⟨
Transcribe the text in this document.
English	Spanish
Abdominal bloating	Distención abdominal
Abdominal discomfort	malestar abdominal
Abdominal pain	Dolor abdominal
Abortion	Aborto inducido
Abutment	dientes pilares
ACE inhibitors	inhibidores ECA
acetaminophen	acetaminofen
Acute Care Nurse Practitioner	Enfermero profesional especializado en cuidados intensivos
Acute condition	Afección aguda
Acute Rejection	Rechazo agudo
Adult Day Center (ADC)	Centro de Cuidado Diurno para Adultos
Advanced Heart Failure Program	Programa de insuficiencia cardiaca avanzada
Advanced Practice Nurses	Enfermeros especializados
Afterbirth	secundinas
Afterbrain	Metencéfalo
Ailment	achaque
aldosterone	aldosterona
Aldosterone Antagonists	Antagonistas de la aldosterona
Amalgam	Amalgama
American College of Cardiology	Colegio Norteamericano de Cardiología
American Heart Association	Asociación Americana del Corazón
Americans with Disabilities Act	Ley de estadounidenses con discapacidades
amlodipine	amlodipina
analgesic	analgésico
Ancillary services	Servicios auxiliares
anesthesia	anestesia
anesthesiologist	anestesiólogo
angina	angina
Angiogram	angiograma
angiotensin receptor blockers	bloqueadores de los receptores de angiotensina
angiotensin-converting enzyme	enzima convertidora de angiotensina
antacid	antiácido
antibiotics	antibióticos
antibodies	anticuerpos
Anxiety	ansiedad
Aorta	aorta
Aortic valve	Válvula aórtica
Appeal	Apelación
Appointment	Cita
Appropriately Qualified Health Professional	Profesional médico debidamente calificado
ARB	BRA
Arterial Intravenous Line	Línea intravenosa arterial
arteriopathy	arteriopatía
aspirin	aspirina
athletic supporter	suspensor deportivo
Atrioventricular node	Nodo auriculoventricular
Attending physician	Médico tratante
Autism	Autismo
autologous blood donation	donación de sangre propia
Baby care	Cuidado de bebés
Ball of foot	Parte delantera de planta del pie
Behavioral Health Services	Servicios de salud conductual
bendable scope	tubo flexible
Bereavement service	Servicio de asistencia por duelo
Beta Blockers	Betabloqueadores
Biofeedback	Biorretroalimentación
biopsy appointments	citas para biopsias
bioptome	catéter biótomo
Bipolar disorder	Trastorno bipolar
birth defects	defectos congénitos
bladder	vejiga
⟩
What is required: Top to bottom, set down the entries above word for word.

Response to the task:
Transcribe the text in this document.
English	Spanish
Abdominal bloating	Distención abdominal
Abdominal discomfort	malestar abdominal
Abdominal pain	Dolor abdominal
Abortion	Aborto inducido
Abutment	dientes pilares
ACE inhibitors	inhibidores ECA
acetaminophen	acetaminofen
Acute Care Nurse Practitioner	Enfermero profesional especializado en cuidados intensivos
Acute condition	Afección aguda
Acute Rejection	Rechazo agudo
Adult Day Center (ADC)	Centro de Cuidado Diurno para Adultos
Advanced Heart Failure Program	Programa de insuficiencia cardiaca avanzada
Advanced Practice Nurses	Enfermeros especializados
Afterbirth	secundinas
Afterbrain	Metencéfalo
Ailment	achaque
aldosterone	aldosterona
Aldosterone Antagonists	Antagonistas de la aldosterona
Amalgam	Amalgama
American College of Cardiology	Colegio Norteamericano de Cardiología
American Heart Association	Asociación Americana del Corazón
Americans with Disabilities Act	Ley de estadounidenses con discapacidades
amlodipine	amlodipina
analgesic	analgésico
Ancillary services	Servicios auxiliares
anesthesia	anestesia
anesthesiologist	anestesiólogo
angina	angina
Angiogram	angiograma
angiotensin receptor blockers	bloqueadores de los receptores de angiotensina
angiotensin-converting enzyme	enzima convertidora de angiotensina
antacid	antiácido
antibiotics	antibióticos
antibodies	anticuerpos
Anxiety	ansiedad
Aorta	aorta
Aortic valve	Válvula aórtica
Appeal	Apelación
Appointment	Cita
Appropriately Qualified Health Professional	Profesional médico debidamente calificado
ARB	BRA
Arterial Intravenous Line	Línea intravenosa arterial
arteriopathy	arteriopatía
aspirin	aspirina
athletic supporter	suspensor deportivo
Atrioventricular node	Nodo auriculoventricular
Attending physician	Médico tratante
Autism	Autismo
autologous blood donation	donación de sangre propia
Baby care	Cuidado de bebés
Ball of foot	Parte delantera de planta del pie
Behavioral Health Services	Servicios de salud conductual
bendable scope	tubo flexible
Bereavement service	Servicio de asistencia por duelo
Beta Blockers	Betabloqueadores
Biofeedback	Biorretroalimentación
biopsy appointments	citas para biopsias
bioptome	catéter biótomo
Bipolar disorder	Trastorno bipolar
birth defects	defectos congénitos
bladder	vejiga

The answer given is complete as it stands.